_Your task_. Every line with the string "color" should be gathered.

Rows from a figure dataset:
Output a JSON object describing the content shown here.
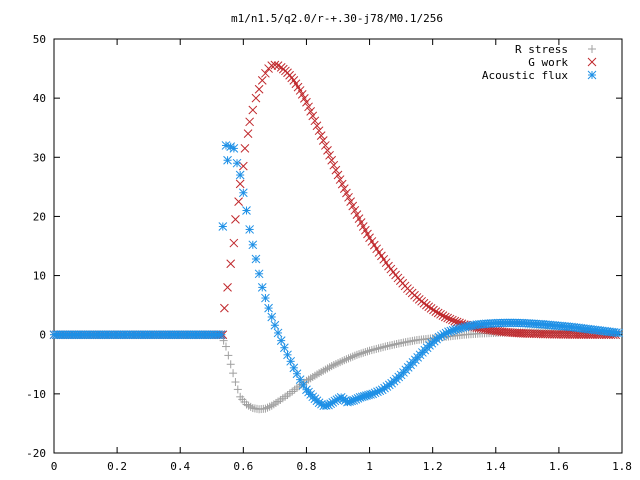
{
  "chart_data": {
    "type": "scatter",
    "title": "m1/n1.5/q2.0/r-+.30-j78/M0.1/256",
    "xlabel": "",
    "ylabel": "",
    "xlim": [
      0,
      1.8
    ],
    "ylim": [
      -20,
      50
    ],
    "x_ticks": [
      "0",
      "0.2",
      "0.4",
      "0.6",
      "0.8",
      "1",
      "1.2",
      "1.4",
      "1.6",
      "1.8"
    ],
    "y_ticks": [
      "-20",
      "-10",
      "0",
      "10",
      "20",
      "30",
      "40",
      "50"
    ],
    "grid": false,
    "legend_position": "top-right",
    "series": [
      {
        "name": "R stress",
        "marker": "plus",
        "color": "#a0a0a0",
        "points": [
          [
            0.0,
            0
          ],
          [
            0.1,
            0
          ],
          [
            0.2,
            0
          ],
          [
            0.3,
            0
          ],
          [
            0.4,
            0
          ],
          [
            0.5,
            0
          ],
          [
            0.53,
            0
          ],
          [
            0.545,
            -2
          ],
          [
            0.56,
            -5
          ],
          [
            0.575,
            -8
          ],
          [
            0.59,
            -10.5
          ],
          [
            0.61,
            -11.8
          ],
          [
            0.63,
            -12.4
          ],
          [
            0.65,
            -12.6
          ],
          [
            0.67,
            -12.5
          ],
          [
            0.69,
            -12.0
          ],
          [
            0.71,
            -11.3
          ],
          [
            0.74,
            -10.2
          ],
          [
            0.77,
            -9.0
          ],
          [
            0.8,
            -7.8
          ],
          [
            0.84,
            -6.5
          ],
          [
            0.88,
            -5.3
          ],
          [
            0.92,
            -4.3
          ],
          [
            0.96,
            -3.4
          ],
          [
            1.0,
            -2.7
          ],
          [
            1.05,
            -2.0
          ],
          [
            1.1,
            -1.4
          ],
          [
            1.15,
            -0.9
          ],
          [
            1.2,
            -0.6
          ],
          [
            1.25,
            -0.3
          ],
          [
            1.3,
            0
          ],
          [
            1.35,
            0.2
          ],
          [
            1.4,
            0.3
          ],
          [
            1.45,
            0.4
          ],
          [
            1.5,
            0.4
          ],
          [
            1.55,
            0.4
          ],
          [
            1.6,
            0.35
          ],
          [
            1.65,
            0.3
          ],
          [
            1.7,
            0.25
          ],
          [
            1.75,
            0.2
          ],
          [
            1.78,
            0.2
          ]
        ]
      },
      {
        "name": "G work",
        "marker": "cross",
        "color": "#c0282c",
        "points": [
          [
            0.0,
            0
          ],
          [
            0.1,
            0
          ],
          [
            0.2,
            0
          ],
          [
            0.3,
            0
          ],
          [
            0.4,
            0
          ],
          [
            0.5,
            0
          ],
          [
            0.535,
            0
          ],
          [
            0.54,
            4.5
          ],
          [
            0.55,
            8
          ],
          [
            0.56,
            12
          ],
          [
            0.57,
            15.5
          ],
          [
            0.575,
            19.5
          ],
          [
            0.585,
            22.5
          ],
          [
            0.59,
            25.5
          ],
          [
            0.6,
            28.5
          ],
          [
            0.605,
            31.5
          ],
          [
            0.615,
            34
          ],
          [
            0.62,
            36
          ],
          [
            0.63,
            38
          ],
          [
            0.64,
            40
          ],
          [
            0.65,
            41.5
          ],
          [
            0.66,
            43
          ],
          [
            0.67,
            44.2
          ],
          [
            0.68,
            45
          ],
          [
            0.69,
            45.5
          ],
          [
            0.7,
            45.6
          ],
          [
            0.71,
            45.5
          ],
          [
            0.72,
            45.2
          ],
          [
            0.74,
            44.3
          ],
          [
            0.76,
            43
          ],
          [
            0.78,
            41.3
          ],
          [
            0.8,
            39.3
          ],
          [
            0.82,
            37
          ],
          [
            0.84,
            34.5
          ],
          [
            0.86,
            32
          ],
          [
            0.88,
            29.5
          ],
          [
            0.9,
            27
          ],
          [
            0.92,
            24.7
          ],
          [
            0.94,
            22.5
          ],
          [
            0.96,
            20.3
          ],
          [
            0.98,
            18.3
          ],
          [
            1.0,
            16.4
          ],
          [
            1.03,
            13.9
          ],
          [
            1.06,
            11.6
          ],
          [
            1.09,
            9.6
          ],
          [
            1.12,
            7.8
          ],
          [
            1.15,
            6.3
          ],
          [
            1.18,
            5.0
          ],
          [
            1.21,
            3.9
          ],
          [
            1.24,
            3.0
          ],
          [
            1.27,
            2.3
          ],
          [
            1.3,
            1.7
          ],
          [
            1.34,
            1.2
          ],
          [
            1.38,
            0.8
          ],
          [
            1.42,
            0.5
          ],
          [
            1.46,
            0.3
          ],
          [
            1.5,
            0.2
          ],
          [
            1.55,
            0.1
          ],
          [
            1.6,
            0.05
          ],
          [
            1.65,
            0.02
          ],
          [
            1.7,
            0.01
          ],
          [
            1.75,
            0
          ],
          [
            1.78,
            0
          ]
        ]
      },
      {
        "name": "Acoustic flux",
        "marker": "star",
        "color": "#1e90e6",
        "points": [
          [
            0.0,
            0
          ],
          [
            0.1,
            0
          ],
          [
            0.2,
            0
          ],
          [
            0.3,
            0
          ],
          [
            0.4,
            0
          ],
          [
            0.5,
            0
          ],
          [
            0.53,
            0
          ],
          [
            0.535,
            18.3
          ],
          [
            0.545,
            32
          ],
          [
            0.55,
            29.5
          ],
          [
            0.56,
            31.8
          ],
          [
            0.57,
            31.5
          ],
          [
            0.58,
            29
          ],
          [
            0.59,
            27
          ],
          [
            0.6,
            24
          ],
          [
            0.61,
            21
          ],
          [
            0.62,
            17.8
          ],
          [
            0.63,
            15.2
          ],
          [
            0.64,
            12.8
          ],
          [
            0.65,
            10.3
          ],
          [
            0.66,
            8
          ],
          [
            0.67,
            6.2
          ],
          [
            0.68,
            4.5
          ],
          [
            0.69,
            3
          ],
          [
            0.7,
            1.6
          ],
          [
            0.71,
            0.3
          ],
          [
            0.72,
            -1
          ],
          [
            0.73,
            -2.2
          ],
          [
            0.74,
            -3.4
          ],
          [
            0.75,
            -4.5
          ],
          [
            0.76,
            -5.6
          ],
          [
            0.77,
            -6.6
          ],
          [
            0.78,
            -7.6
          ],
          [
            0.79,
            -8.5
          ],
          [
            0.8,
            -9.3
          ],
          [
            0.82,
            -10.5
          ],
          [
            0.84,
            -11.5
          ],
          [
            0.855,
            -12
          ],
          [
            0.87,
            -11.9
          ],
          [
            0.89,
            -11.2
          ],
          [
            0.91,
            -10.6
          ],
          [
            0.93,
            -11.4
          ],
          [
            0.95,
            -11.1
          ],
          [
            0.97,
            -10.6
          ],
          [
            0.99,
            -10.3
          ],
          [
            1.01,
            -10.0
          ],
          [
            1.04,
            -9.3
          ],
          [
            1.07,
            -8.2
          ],
          [
            1.1,
            -6.8
          ],
          [
            1.13,
            -5.1
          ],
          [
            1.16,
            -3.4
          ],
          [
            1.19,
            -1.8
          ],
          [
            1.22,
            -0.4
          ],
          [
            1.25,
            0.5
          ],
          [
            1.28,
            1.0
          ],
          [
            1.31,
            1.4
          ],
          [
            1.34,
            1.7
          ],
          [
            1.37,
            1.85
          ],
          [
            1.4,
            1.95
          ],
          [
            1.43,
            2.0
          ],
          [
            1.46,
            2.0
          ],
          [
            1.49,
            1.95
          ],
          [
            1.52,
            1.85
          ],
          [
            1.55,
            1.75
          ],
          [
            1.58,
            1.6
          ],
          [
            1.61,
            1.45
          ],
          [
            1.64,
            1.3
          ],
          [
            1.67,
            1.1
          ],
          [
            1.7,
            0.9
          ],
          [
            1.73,
            0.7
          ],
          [
            1.76,
            0.5
          ],
          [
            1.79,
            0.3
          ]
        ]
      }
    ]
  }
}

_Task response_.
        "color": "#a0a0a0",
        "color": "#c0282c",
        "color": "#1e90e6",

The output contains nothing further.